Copy all lines in which the word "lived" can be found.

# RECORDS PROVIDED
= = = = = = =
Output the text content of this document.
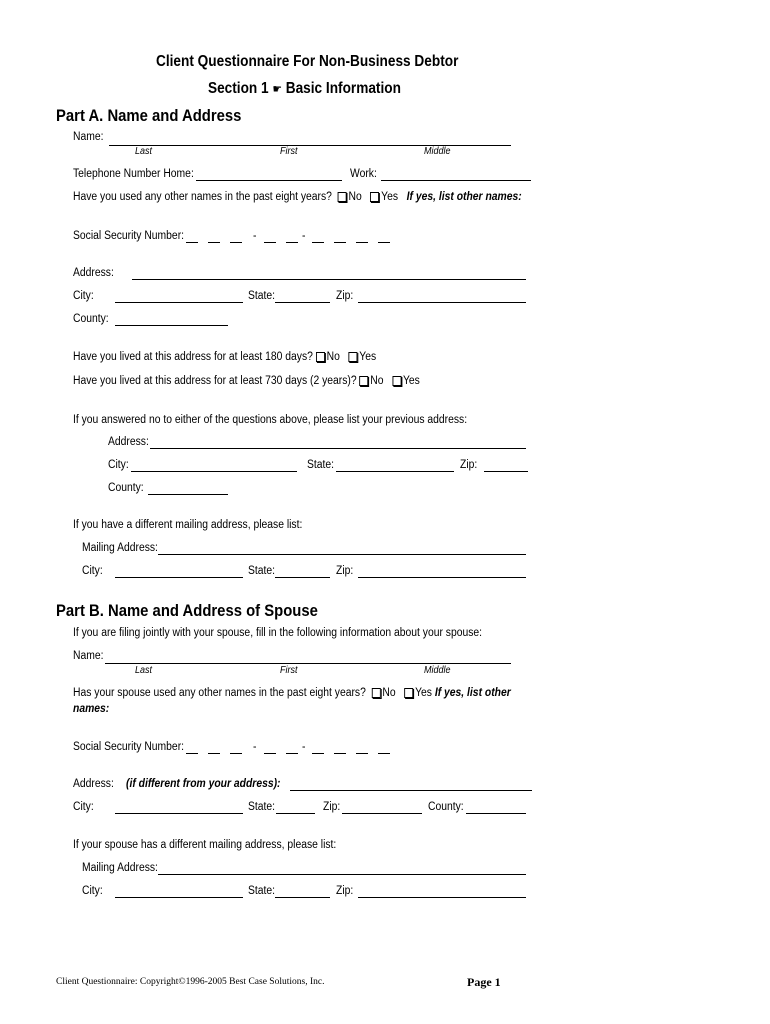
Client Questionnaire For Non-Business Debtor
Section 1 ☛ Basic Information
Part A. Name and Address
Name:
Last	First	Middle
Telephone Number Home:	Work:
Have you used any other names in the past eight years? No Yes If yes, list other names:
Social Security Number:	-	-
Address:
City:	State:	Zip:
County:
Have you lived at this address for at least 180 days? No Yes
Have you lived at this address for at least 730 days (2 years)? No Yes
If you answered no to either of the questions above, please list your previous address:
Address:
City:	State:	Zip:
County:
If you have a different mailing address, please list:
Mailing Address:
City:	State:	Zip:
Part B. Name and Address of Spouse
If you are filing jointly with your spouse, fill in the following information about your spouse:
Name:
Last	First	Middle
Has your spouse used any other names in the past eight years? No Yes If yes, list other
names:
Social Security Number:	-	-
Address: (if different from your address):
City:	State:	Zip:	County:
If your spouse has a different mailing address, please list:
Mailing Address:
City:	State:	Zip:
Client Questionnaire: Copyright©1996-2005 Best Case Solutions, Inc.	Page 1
= = = = = = =
# EXPECTED ANSWER
Have you lived at this address for at least 180 days? No Yes
Have you lived at this address for at least 730 days (2 years)? No Yes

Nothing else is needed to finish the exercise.